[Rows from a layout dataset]
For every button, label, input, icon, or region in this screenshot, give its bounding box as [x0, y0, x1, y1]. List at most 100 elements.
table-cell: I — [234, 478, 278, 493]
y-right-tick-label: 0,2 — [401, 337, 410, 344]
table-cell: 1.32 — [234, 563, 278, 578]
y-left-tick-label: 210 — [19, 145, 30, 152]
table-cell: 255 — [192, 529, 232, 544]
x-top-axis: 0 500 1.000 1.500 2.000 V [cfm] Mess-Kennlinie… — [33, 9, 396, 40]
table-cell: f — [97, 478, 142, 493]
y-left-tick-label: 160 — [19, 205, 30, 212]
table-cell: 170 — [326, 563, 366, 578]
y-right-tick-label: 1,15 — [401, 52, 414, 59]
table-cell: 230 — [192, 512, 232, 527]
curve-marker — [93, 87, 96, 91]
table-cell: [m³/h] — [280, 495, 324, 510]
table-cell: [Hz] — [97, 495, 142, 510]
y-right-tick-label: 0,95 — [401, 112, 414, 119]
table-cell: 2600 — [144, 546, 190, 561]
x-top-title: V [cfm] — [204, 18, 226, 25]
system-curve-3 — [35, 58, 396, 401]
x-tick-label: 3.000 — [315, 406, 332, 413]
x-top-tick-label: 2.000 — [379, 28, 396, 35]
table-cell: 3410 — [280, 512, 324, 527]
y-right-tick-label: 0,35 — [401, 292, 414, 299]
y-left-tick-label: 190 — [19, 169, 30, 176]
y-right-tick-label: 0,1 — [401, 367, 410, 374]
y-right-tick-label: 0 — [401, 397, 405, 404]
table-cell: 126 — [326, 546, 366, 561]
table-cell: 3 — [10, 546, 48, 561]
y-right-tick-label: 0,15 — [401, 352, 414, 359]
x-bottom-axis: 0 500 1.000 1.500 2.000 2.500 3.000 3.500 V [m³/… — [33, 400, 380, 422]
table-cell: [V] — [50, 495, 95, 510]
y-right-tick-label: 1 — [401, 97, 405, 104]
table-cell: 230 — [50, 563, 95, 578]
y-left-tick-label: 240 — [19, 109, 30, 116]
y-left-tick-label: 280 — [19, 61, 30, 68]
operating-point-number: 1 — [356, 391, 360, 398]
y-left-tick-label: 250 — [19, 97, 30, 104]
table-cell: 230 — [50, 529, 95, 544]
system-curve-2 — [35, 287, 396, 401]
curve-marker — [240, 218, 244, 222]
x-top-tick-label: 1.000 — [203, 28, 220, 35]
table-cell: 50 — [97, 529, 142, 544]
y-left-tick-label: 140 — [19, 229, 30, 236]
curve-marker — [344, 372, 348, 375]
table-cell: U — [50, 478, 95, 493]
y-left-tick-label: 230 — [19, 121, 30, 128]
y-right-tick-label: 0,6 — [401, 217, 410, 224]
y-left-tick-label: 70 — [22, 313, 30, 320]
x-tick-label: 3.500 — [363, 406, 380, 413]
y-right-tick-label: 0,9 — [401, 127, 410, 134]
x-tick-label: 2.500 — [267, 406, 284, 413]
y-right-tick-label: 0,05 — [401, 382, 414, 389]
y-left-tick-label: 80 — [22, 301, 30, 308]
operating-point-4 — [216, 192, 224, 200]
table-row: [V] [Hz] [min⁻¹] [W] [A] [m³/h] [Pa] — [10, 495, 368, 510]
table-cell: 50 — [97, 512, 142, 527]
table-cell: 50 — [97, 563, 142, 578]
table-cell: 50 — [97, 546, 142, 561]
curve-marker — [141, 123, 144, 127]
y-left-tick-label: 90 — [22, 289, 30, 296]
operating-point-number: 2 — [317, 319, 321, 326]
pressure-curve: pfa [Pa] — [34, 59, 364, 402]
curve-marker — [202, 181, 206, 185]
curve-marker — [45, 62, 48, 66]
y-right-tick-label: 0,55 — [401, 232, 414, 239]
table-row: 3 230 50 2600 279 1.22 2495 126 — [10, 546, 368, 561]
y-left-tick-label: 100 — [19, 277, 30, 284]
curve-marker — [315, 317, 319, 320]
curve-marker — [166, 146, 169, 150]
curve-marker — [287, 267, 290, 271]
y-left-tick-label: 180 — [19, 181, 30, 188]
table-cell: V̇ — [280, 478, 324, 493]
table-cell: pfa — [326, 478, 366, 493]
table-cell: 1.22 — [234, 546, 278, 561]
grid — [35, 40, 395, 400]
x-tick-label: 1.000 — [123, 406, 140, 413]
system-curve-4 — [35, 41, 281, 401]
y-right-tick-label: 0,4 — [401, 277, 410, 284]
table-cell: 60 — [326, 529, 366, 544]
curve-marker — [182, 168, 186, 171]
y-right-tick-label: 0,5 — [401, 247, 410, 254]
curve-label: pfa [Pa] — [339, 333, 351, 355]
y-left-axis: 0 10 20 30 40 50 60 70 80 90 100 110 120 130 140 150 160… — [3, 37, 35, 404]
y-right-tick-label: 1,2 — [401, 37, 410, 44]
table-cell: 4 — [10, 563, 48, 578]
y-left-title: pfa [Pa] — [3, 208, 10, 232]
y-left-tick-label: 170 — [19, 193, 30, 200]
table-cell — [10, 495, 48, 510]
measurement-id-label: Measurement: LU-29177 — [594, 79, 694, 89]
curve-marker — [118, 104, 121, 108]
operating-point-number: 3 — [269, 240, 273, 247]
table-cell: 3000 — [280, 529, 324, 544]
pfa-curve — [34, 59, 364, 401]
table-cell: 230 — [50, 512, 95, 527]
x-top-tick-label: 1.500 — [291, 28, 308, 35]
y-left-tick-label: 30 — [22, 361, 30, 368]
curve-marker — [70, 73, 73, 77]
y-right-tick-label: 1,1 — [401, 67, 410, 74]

=== To do ===
Copy the listing above without changes, from its first line through the line that contains "table-cell: 1.32 — [234, 563, 278, 578]", and include both of those lines.

=== Task result ===
For every button, label, input, icon, or region in this screenshot, give its bounding box as [x0, y0, x1, y1]. List at most 100 elements.
table-cell: I — [234, 478, 278, 493]
y-right-tick-label: 0,2 — [401, 337, 410, 344]
table-cell: 1.32 — [234, 563, 278, 578]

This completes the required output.